(GIVEN PROBLEM)
Reproduce every line of the records below character for character, with nothing changed or left out.

(RECORDS SUPPLIED)

****

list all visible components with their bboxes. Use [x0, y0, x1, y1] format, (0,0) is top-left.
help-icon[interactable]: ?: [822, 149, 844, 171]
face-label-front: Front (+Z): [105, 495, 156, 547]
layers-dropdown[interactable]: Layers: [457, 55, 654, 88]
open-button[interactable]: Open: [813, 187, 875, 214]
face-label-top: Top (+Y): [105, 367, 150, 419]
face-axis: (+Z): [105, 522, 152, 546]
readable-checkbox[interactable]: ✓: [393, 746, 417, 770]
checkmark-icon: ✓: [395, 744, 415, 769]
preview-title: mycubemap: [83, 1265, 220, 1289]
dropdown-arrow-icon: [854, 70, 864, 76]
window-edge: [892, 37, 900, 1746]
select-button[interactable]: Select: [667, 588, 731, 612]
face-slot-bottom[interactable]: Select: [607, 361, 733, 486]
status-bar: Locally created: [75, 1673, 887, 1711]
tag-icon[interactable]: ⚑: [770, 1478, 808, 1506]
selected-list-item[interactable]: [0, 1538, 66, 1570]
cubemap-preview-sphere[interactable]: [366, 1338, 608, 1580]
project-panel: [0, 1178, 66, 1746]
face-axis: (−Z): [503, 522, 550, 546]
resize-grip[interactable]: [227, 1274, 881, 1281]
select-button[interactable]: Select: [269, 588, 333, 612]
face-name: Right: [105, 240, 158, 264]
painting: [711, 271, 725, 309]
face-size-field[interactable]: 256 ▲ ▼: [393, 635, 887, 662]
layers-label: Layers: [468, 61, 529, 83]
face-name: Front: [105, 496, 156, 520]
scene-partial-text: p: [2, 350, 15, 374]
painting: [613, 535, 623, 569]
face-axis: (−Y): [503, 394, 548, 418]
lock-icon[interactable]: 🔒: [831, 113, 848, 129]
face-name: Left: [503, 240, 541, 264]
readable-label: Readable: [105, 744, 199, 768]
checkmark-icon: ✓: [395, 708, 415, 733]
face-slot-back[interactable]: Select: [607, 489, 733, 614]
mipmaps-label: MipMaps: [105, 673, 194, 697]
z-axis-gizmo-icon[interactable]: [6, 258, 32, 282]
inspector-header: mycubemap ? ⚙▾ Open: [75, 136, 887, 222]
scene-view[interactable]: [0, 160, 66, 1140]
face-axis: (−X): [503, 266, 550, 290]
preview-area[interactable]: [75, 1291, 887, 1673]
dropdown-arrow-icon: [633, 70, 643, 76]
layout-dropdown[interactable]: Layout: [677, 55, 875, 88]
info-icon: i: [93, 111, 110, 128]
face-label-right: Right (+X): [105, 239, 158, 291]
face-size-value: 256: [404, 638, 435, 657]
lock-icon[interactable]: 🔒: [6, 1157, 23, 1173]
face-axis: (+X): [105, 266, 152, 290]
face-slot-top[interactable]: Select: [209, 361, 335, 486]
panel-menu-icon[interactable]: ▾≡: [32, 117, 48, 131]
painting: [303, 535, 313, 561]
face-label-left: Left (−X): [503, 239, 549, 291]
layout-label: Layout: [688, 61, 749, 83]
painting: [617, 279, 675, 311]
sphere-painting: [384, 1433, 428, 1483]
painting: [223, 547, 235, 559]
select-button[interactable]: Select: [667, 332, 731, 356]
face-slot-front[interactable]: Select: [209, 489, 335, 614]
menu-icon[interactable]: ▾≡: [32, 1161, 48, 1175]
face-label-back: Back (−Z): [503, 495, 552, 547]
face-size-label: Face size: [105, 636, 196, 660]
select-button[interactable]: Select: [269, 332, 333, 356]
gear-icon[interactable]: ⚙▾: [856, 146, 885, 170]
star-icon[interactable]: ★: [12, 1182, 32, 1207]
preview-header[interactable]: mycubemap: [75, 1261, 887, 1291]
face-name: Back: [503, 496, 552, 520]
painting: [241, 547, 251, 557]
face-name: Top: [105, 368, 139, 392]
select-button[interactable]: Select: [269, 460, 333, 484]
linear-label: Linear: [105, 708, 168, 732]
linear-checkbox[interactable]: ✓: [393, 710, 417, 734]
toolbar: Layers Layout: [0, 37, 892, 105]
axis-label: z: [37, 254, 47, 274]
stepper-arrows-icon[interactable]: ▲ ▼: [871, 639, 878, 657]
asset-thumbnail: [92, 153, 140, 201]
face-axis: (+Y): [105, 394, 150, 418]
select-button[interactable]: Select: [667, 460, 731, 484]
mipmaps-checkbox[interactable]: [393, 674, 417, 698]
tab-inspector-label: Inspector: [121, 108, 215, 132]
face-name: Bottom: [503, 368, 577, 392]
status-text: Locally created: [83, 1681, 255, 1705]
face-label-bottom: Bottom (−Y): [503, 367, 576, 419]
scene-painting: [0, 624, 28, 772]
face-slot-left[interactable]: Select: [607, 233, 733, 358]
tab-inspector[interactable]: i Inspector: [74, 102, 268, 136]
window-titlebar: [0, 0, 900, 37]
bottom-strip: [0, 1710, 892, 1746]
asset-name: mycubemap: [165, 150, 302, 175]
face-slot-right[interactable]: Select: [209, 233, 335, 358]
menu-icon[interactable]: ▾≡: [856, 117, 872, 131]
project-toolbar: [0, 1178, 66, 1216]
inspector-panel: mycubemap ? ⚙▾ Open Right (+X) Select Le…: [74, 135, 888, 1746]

****

(RESULT OF THE TASK)
list all visible components with their bboxes. Use [x0, y0, x1, y1] format, (0,0) is top-left.
help-icon[interactable]: ?: [822, 149, 844, 171]
face-label-front: Front (+Z): [105, 495, 156, 547]
layers-dropdown[interactable]: Layers: [457, 55, 654, 88]
open-button[interactable]: Open: [813, 187, 875, 214]
face-label-top: Top (+Y): [105, 367, 150, 419]
face-axis: (+Z): [105, 522, 152, 546]
readable-checkbox[interactable]: ✓: [393, 746, 417, 770]
checkmark-icon: ✓: [395, 744, 415, 769]
preview-title: mycubemap: [83, 1265, 220, 1289]
dropdown-arrow-icon: [854, 70, 864, 76]
window-edge: [892, 37, 900, 1746]
select-button[interactable]: Select: [667, 588, 731, 612]
face-slot-bottom[interactable]: Select: [607, 361, 733, 486]
status-bar: Locally created: [75, 1673, 887, 1711]
tag-icon[interactable]: ⚑: [770, 1478, 808, 1506]
selected-list-item[interactable]: [0, 1538, 66, 1570]
cubemap-preview-sphere[interactable]: [366, 1338, 608, 1580]
project-panel: [0, 1178, 66, 1746]
face-axis: (−Z): [503, 522, 550, 546]
resize-grip[interactable]: [227, 1274, 881, 1281]
select-button[interactable]: Select: [269, 588, 333, 612]
face-name: Right: [105, 240, 158, 264]
painting: [711, 271, 725, 309]
face-size-field[interactable]: 256 ▲ ▼: [393, 635, 887, 662]
layers-label: Layers: [468, 61, 529, 83]
face-name: Front: [105, 496, 156, 520]
scene-partial-text: p: [2, 350, 15, 374]
painting: [613, 535, 623, 569]
face-axis: (−Y): [503, 394, 548, 418]
lock-icon[interactable]: 🔒: [831, 113, 848, 129]
face-name: Left: [503, 240, 541, 264]
readable-label: Readable: [105, 744, 199, 768]
checkmark-icon: ✓: [395, 708, 415, 733]
face-slot-back[interactable]: Select: [607, 489, 733, 614]
mipmaps-label: MipMaps: [105, 673, 194, 697]
z-axis-gizmo-icon[interactable]: [6, 258, 32, 282]
inspector-header: mycubemap ? ⚙▾ Open: [75, 136, 887, 222]
scene-view[interactable]: [0, 160, 66, 1140]
face-axis: (−X): [503, 266, 550, 290]
preview-area[interactable]: [75, 1291, 887, 1673]
dropdown-arrow-icon: [633, 70, 643, 76]
layout-dropdown[interactable]: Layout: [677, 55, 875, 88]
info-icon: i: [93, 111, 110, 128]
face-label-right: Right (+X): [105, 239, 158, 291]
face-size-value: 256: [404, 638, 435, 657]
lock-icon[interactable]: 🔒: [6, 1157, 23, 1173]
face-axis: (+X): [105, 266, 152, 290]
face-slot-top[interactable]: Select: [209, 361, 335, 486]
panel-menu-icon[interactable]: ▾≡: [32, 117, 48, 131]
painting: [303, 535, 313, 561]
face-label-left: Left (−X): [503, 239, 549, 291]
layout-label: Layout: [688, 61, 749, 83]
painting: [617, 279, 675, 311]
sphere-painting: [384, 1433, 428, 1483]
painting: [223, 547, 235, 559]
select-button[interactable]: Select: [667, 332, 731, 356]
face-slot-front[interactable]: Select: [209, 489, 335, 614]
menu-icon[interactable]: ▾≡: [32, 1161, 48, 1175]
face-label-back: Back (−Z): [503, 495, 552, 547]
face-size-label: Face size: [105, 636, 196, 660]
select-button[interactable]: Select: [269, 332, 333, 356]
gear-icon[interactable]: ⚙▾: [856, 146, 885, 170]
star-icon[interactable]: ★: [12, 1182, 32, 1207]
preview-header[interactable]: mycubemap: [75, 1261, 887, 1291]
face-name: Back: [503, 496, 552, 520]
painting: [241, 547, 251, 557]
face-name: Top: [105, 368, 139, 392]
select-button[interactable]: Select: [269, 460, 333, 484]
linear-label: Linear: [105, 708, 168, 732]
linear-checkbox[interactable]: ✓: [393, 710, 417, 734]
toolbar: Layers Layout: [0, 37, 892, 105]
axis-label: z: [37, 254, 47, 274]
stepper-arrows-icon[interactable]: ▲ ▼: [871, 639, 878, 657]
asset-thumbnail: [92, 153, 140, 201]
face-axis: (+Y): [105, 394, 150, 418]
select-button[interactable]: Select: [667, 460, 731, 484]
mipmaps-checkbox[interactable]: [393, 674, 417, 698]
tab-inspector-label: Inspector: [121, 108, 215, 132]
face-name: Bottom: [503, 368, 577, 392]
status-text: Locally created: [83, 1681, 255, 1705]
face-label-bottom: Bottom (−Y): [503, 367, 576, 419]
scene-painting: [0, 624, 28, 772]
face-slot-left[interactable]: Select: [607, 233, 733, 358]
tab-inspector[interactable]: i Inspector: [74, 102, 268, 136]
window-titlebar: [0, 0, 900, 37]
bottom-strip: [0, 1710, 892, 1746]
asset-name: mycubemap: [165, 150, 302, 175]
face-slot-right[interactable]: Select: [209, 233, 335, 358]
menu-icon[interactable]: ▾≡: [856, 117, 872, 131]
project-toolbar: [0, 1178, 66, 1216]
inspector-panel: mycubemap ? ⚙▾ Open Right (+X) Select Le…: [74, 135, 888, 1746]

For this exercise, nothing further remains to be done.